> _WHAT TO PRODUCE_
State only the number of lines in the entries below that contain the word "bounding".

> _Some entries_
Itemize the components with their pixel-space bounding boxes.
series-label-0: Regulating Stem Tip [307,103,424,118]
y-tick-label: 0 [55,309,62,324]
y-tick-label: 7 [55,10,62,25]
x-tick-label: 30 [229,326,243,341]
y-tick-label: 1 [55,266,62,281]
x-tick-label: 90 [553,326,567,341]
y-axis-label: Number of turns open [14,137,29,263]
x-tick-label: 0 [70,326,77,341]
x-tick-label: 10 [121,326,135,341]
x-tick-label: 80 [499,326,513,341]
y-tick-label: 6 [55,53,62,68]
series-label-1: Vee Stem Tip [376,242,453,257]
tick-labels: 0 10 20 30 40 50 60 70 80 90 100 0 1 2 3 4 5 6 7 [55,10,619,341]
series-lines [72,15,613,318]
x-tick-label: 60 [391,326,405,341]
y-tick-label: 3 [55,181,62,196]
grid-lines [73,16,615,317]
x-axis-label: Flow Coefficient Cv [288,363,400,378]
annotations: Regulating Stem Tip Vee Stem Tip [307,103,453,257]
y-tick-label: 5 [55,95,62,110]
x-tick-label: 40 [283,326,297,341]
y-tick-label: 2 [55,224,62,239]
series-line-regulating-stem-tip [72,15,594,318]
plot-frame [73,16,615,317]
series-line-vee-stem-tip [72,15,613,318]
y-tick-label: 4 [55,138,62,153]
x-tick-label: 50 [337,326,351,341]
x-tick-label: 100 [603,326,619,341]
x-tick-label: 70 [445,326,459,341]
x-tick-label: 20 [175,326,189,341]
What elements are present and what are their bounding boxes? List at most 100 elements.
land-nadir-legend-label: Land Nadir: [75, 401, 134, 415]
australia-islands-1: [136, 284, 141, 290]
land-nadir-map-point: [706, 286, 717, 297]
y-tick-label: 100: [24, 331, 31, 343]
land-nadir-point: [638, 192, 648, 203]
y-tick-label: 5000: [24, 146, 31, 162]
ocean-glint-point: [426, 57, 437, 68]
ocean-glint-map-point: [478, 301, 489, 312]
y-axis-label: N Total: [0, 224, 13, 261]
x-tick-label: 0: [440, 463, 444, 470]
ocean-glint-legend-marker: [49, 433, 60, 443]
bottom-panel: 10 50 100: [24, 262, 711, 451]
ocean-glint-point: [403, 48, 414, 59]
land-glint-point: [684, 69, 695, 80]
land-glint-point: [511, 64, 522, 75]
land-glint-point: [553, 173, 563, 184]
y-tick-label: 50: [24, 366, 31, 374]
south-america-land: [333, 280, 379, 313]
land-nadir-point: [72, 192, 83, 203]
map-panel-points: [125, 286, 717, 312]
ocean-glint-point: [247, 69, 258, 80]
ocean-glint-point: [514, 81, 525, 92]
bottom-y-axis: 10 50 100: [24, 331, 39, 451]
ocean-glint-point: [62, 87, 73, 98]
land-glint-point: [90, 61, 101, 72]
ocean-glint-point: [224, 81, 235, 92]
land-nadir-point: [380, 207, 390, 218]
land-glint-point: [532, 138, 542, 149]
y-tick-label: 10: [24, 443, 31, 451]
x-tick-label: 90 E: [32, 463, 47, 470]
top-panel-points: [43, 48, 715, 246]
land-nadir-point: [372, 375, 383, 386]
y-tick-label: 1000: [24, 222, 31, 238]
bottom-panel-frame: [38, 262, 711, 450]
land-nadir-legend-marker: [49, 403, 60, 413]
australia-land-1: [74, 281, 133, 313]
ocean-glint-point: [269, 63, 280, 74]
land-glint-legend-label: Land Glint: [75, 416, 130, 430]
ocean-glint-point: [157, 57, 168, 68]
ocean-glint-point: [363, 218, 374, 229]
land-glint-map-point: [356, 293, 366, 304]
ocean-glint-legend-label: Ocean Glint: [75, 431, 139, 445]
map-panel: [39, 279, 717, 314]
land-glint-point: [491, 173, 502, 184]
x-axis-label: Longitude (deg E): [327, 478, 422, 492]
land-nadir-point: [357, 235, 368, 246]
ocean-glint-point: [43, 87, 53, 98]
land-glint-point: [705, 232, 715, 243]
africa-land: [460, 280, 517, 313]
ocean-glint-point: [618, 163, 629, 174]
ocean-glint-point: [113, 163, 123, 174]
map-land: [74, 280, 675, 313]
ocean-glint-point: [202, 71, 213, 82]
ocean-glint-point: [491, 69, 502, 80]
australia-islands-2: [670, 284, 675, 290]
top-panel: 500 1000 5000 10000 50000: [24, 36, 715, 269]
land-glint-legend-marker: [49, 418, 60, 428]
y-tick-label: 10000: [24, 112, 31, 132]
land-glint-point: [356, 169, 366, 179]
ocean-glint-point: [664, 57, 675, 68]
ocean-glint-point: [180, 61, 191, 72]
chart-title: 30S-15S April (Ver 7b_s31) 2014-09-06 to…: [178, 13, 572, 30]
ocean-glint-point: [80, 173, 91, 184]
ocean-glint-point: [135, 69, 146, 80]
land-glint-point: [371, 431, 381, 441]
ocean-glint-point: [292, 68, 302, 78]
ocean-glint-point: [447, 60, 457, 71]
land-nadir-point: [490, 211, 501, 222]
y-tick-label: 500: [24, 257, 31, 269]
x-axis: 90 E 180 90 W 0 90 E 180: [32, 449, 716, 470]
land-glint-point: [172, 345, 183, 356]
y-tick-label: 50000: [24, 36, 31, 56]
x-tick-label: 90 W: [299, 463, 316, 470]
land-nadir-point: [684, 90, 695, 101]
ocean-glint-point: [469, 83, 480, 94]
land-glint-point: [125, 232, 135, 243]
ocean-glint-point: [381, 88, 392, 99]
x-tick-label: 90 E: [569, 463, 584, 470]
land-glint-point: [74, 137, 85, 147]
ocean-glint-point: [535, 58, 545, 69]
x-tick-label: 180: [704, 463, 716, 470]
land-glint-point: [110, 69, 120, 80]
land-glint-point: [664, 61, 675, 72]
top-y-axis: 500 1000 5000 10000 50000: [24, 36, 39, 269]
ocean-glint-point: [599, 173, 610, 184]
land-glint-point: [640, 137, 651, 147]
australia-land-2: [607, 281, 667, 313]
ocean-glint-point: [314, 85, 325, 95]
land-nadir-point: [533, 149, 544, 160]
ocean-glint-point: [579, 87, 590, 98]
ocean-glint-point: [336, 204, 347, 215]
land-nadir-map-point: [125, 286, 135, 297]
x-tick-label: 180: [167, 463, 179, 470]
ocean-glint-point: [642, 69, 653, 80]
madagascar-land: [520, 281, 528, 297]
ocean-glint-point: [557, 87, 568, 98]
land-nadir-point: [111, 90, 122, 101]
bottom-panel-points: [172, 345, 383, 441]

> _CORRECT RESPONSE_
2